Exercise goal: Would you retype all of these records exactly?

Listing:
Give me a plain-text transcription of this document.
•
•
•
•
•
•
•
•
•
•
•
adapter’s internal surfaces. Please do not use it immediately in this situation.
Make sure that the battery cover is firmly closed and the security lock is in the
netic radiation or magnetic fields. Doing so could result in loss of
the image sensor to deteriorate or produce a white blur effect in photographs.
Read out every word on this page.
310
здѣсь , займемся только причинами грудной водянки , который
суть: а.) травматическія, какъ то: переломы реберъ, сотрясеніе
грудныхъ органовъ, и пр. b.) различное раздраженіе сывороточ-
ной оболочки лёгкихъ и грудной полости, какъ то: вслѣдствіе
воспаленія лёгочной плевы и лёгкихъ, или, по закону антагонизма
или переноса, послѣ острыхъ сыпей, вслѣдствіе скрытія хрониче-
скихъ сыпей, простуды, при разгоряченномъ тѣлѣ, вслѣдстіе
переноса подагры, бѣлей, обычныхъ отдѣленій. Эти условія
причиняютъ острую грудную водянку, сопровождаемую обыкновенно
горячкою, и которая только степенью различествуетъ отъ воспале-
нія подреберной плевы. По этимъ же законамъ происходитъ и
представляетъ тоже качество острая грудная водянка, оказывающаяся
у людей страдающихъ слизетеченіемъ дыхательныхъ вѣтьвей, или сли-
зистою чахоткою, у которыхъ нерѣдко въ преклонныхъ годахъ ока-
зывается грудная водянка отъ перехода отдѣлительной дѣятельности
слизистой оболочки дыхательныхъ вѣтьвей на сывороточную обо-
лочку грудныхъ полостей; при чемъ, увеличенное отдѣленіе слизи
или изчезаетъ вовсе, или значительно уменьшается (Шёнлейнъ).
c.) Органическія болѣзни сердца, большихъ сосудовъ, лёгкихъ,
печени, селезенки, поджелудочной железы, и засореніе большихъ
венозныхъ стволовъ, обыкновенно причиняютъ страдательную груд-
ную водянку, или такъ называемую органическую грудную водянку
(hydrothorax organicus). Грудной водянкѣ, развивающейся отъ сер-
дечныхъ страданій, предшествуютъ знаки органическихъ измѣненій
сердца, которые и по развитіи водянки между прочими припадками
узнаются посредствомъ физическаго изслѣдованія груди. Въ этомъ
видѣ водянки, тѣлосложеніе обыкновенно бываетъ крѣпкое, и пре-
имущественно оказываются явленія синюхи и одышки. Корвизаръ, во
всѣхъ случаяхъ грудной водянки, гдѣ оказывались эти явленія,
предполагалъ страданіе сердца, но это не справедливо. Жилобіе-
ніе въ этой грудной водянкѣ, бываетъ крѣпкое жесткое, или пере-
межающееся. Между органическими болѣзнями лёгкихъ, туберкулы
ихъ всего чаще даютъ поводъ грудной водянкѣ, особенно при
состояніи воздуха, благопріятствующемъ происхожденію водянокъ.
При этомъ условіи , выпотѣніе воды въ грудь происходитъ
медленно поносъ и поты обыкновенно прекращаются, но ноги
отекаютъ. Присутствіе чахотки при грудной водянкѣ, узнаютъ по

Exercise response:
Give me a plain-text transcription of this document.
•
•
•
•
•
•
•
•
•
•
•
adapter’s internal surfaces. Please do not use it immediately in this situation.
Make sure that the battery cover is firmly closed and the security lock is in the
netic radiation or magnetic fields. Doing so could result in loss of
the image sensor to deteriorate or produce a white blur effect in photographs.
Read out every word on this page.
310
здѣсь , займемся только причинами грудной водянки , который
суть: а.) травматическія, какъ то: переломы реберъ, сотрясеніе
грудныхъ органовъ, и пр. b.) различное раздраженіе сывороточ-
ной оболочки лёгкихъ и грудной полости, какъ то: вслѣдствіе
воспаленія лёгочной плевы и лёгкихъ, или, по закону антагонизма
или переноса, послѣ острыхъ сыпей, вслѣдствіе скрытія хрониче-
скихъ сыпей, простуды, при разгоряченномъ тѣлѣ, вслѣдстіе
переноса подагры, бѣлей, обычныхъ отдѣленій. Эти условія
причиняютъ острую грудную водянку, сопровождаемую обыкновенно
горячкою, и которая только степенью различествуетъ отъ воспале-
нія подреберной плевы. По этимъ же законамъ происходитъ и
представляетъ тоже качество острая грудная водянка, оказывающаяся
у людей страдающихъ слизетеченіемъ дыхательныхъ вѣтьвей, или сли-
зистою чахоткою, у которыхъ нерѣдко въ преклонныхъ годахъ ока-
зывается грудная водянка отъ перехода отдѣлительной дѣятельности
слизистой оболочки дыхательныхъ вѣтьвей на сывороточную обо-
лочку грудныхъ полостей; при чемъ, увеличенное отдѣленіе слизи
или изчезаетъ вовсе, или значительно уменьшается (Шёнлейнъ).
c.) Органическія болѣзни сердца, большихъ сосудовъ, лёгкихъ,
печени, селезенки, поджелудочной железы, и засореніе большихъ
венозныхъ стволовъ, обыкновенно причиняютъ страдательную груд-
ную водянку, или такъ называемую органическую грудную водянку
(hydrothorax organicus). Грудной водянкѣ, развивающейся отъ сер-
дечныхъ страданій, предшествуютъ знаки органическихъ измѣненій
сердца, которые и по развитіи водянки между прочими припадками
узнаются посредствомъ физическаго изслѣдованія груди. Въ этомъ
видѣ водянки, тѣлосложеніе обыкновенно бываетъ крѣпкое, и пре-
имущественно оказываются явленія синюхи и одышки. Корвизаръ, во
всѣхъ случаяхъ грудной водянки, гдѣ оказывались эти явленія,
предполагалъ страданіе сердца, но это не справедливо. Жилобіе-
ніе въ этой грудной водянкѣ, бываетъ крѣпкое жесткое, или пере-
межающееся. Между органическими болѣзнями лёгкихъ, туберкулы
ихъ всего чаще даютъ поводъ грудной водянкѣ, особенно при
состояніи воздуха, благопріятствующемъ происхожденію водянокъ.
При этомъ условіи , выпотѣніе воды въ грудь происходитъ
медленно поносъ и поты обыкновенно прекращаются, но ноги
отекаютъ. Присутствіе чахотки при грудной водянкѣ, узнаютъ по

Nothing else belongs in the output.